▶ [EXERCISE PROMPT] Write out every entry exactly as it appears.

Chart and figure data

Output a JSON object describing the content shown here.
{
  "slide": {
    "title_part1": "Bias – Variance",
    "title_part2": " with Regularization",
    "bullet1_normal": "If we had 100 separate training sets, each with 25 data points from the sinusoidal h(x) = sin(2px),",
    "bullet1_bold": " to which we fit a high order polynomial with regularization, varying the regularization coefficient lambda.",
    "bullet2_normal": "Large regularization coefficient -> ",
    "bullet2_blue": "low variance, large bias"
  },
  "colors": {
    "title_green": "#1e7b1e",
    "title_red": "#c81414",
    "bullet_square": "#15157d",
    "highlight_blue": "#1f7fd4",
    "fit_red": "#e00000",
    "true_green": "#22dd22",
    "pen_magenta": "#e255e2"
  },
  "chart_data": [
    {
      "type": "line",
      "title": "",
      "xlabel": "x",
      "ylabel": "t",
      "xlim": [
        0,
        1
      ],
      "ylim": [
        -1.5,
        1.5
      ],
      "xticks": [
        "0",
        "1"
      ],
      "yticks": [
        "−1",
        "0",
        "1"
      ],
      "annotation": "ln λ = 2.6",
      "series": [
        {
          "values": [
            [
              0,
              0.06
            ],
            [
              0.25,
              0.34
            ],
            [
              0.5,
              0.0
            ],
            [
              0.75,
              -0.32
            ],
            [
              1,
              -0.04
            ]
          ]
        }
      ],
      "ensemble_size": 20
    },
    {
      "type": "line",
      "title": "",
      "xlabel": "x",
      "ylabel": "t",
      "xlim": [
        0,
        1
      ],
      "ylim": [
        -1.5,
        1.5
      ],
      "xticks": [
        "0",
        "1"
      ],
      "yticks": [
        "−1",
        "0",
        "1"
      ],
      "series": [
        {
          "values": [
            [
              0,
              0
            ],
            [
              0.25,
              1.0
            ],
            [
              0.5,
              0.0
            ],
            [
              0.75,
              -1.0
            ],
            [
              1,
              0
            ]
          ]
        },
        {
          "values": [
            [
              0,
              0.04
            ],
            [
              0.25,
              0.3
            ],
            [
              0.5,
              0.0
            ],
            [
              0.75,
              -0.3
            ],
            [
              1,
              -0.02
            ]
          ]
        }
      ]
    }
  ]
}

▶ [TASK SOLUTION]
Output a JSON object describing the content shown here.
{
  "slide": {
    "title_part1": "Bias – Variance",
    "title_part2": " with Regularization",
    "bullet1_normal": "If we had 100 separate training sets, each with 25 data points from the sinusoidal h(x) = sin(2px),",
    "bullet1_bold": " to which we fit a high order polynomial with regularization, varying the regularization coefficient lambda.",
    "bullet2_normal": "Large regularization coefficient -> ",
    "bullet2_blue": "low variance, large bias"
  },
  "colors": {
    "title_green": "#1e7b1e",
    "title_red": "#c81414",
    "bullet_square": "#15157d",
    "highlight_blue": "#1f7fd4",
    "fit_red": "#e00000",
    "true_green": "#22dd22",
    "pen_magenta": "#e255e2"
  },
  "chart_data": [
    {
      "type": "line",
      "title": "",
      "xlabel": "x",
      "ylabel": "t",
      "xlim": [
        0,
        1
      ],
      "ylim": [
        -1.5,
        1.5
      ],
      "xticks": [
        "0",
        "1"
      ],
      "yticks": [
        "−1",
        "0",
        "1"
      ],
      "annotation": "ln λ = 2.6",
      "series": [
        {
          "values": [
            [
              0,
              0.06
            ],
            [
              0.25,
              0.34
            ],
            [
              0.5,
              0.0
            ],
            [
              0.75,
              -0.32
            ],
            [
              1,
              -0.04
            ]
          ]
        }
      ],
      "ensemble_size": 20
    },
    {
      "type": "line",
      "title": "",
      "xlabel": "x",
      "ylabel": "t",
      "xlim": [
        0,
        1
      ],
      "ylim": [
        -1.5,
        1.5
      ],
      "xticks": [
        "0",
        "1"
      ],
      "yticks": [
        "−1",
        "0",
        "1"
      ],
      "series": [
        {
          "values": [
            [
              0,
              0
            ],
            [
              0.25,
              1.0
            ],
            [
              0.5,
              0.0
            ],
            [
              0.75,
              -1.0
            ],
            [
              1,
              0
            ]
          ]
        },
        {
          "values": [
            [
              0,
              0.04
            ],
            [
              0.25,
              0.3
            ],
            [
              0.5,
              0.0
            ],
            [
              0.75,
              -0.3
            ],
            [
              1,
              -0.02
            ]
          ]
        }
      ]
    }
  ]
}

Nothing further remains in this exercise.